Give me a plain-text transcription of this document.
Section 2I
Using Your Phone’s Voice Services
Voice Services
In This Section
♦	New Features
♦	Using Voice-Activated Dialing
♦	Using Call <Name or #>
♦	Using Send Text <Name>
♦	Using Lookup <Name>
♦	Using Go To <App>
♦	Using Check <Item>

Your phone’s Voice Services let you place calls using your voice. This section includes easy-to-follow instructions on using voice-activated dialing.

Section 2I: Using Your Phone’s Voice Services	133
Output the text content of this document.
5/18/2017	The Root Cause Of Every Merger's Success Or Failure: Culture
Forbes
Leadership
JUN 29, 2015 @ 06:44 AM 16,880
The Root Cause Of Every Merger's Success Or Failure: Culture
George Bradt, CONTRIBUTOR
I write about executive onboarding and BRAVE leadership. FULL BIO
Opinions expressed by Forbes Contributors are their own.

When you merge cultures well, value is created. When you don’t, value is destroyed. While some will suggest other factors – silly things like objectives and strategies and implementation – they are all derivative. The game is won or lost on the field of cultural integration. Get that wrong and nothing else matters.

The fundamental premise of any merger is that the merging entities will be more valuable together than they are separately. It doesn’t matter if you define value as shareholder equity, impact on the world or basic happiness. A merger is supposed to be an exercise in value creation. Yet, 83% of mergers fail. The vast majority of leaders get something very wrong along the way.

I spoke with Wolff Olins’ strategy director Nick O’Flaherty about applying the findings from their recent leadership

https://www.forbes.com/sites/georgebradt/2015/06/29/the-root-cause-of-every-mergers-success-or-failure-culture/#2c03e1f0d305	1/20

++++++

## REQUIREMENT
Recopy the entries above exactly, with every line included.

## COMPLETED EXERCISE
Give me a plain-text transcription of this document.
Section 2I
Using Your Phone’s Voice Services
Voice Services
In This Section
♦	New Features
♦	Using Voice-Activated Dialing
♦	Using Call <Name or #>
♦	Using Send Text <Name>
♦	Using Lookup <Name>
♦	Using Go To <App>
♦	Using Check <Item>

Your phone’s Voice Services let you place calls using your voice. This section includes easy-to-follow instructions on using voice-activated dialing.

Section 2I: Using Your Phone’s Voice Services	133
Output the text content of this document.
5/18/2017	The Root Cause Of Every Merger's Success Or Failure: Culture
Forbes
Leadership
JUN 29, 2015 @ 06:44 AM 16,880
The Root Cause Of Every Merger's Success Or Failure: Culture
George Bradt, CONTRIBUTOR
I write about executive onboarding and BRAVE leadership. FULL BIO
Opinions expressed by Forbes Contributors are their own.

When you merge cultures well, value is created. When you don’t, value is destroyed. While some will suggest other factors – silly things like objectives and strategies and implementation – they are all derivative. The game is won or lost on the field of cultural integration. Get that wrong and nothing else matters.

The fundamental premise of any merger is that the merging entities will be more valuable together than they are separately. It doesn’t matter if you define value as shareholder equity, impact on the world or basic happiness. A merger is supposed to be an exercise in value creation. Yet, 83% of mergers fail. The vast majority of leaders get something very wrong along the way.

I spoke with Wolff Olins’ strategy director Nick O’Flaherty about applying the findings from their recent leadership

https://www.forbes.com/sites/georgebradt/2015/06/29/the-root-cause-of-every-mergers-success-or-failure-culture/#2c03e1f0d305	1/20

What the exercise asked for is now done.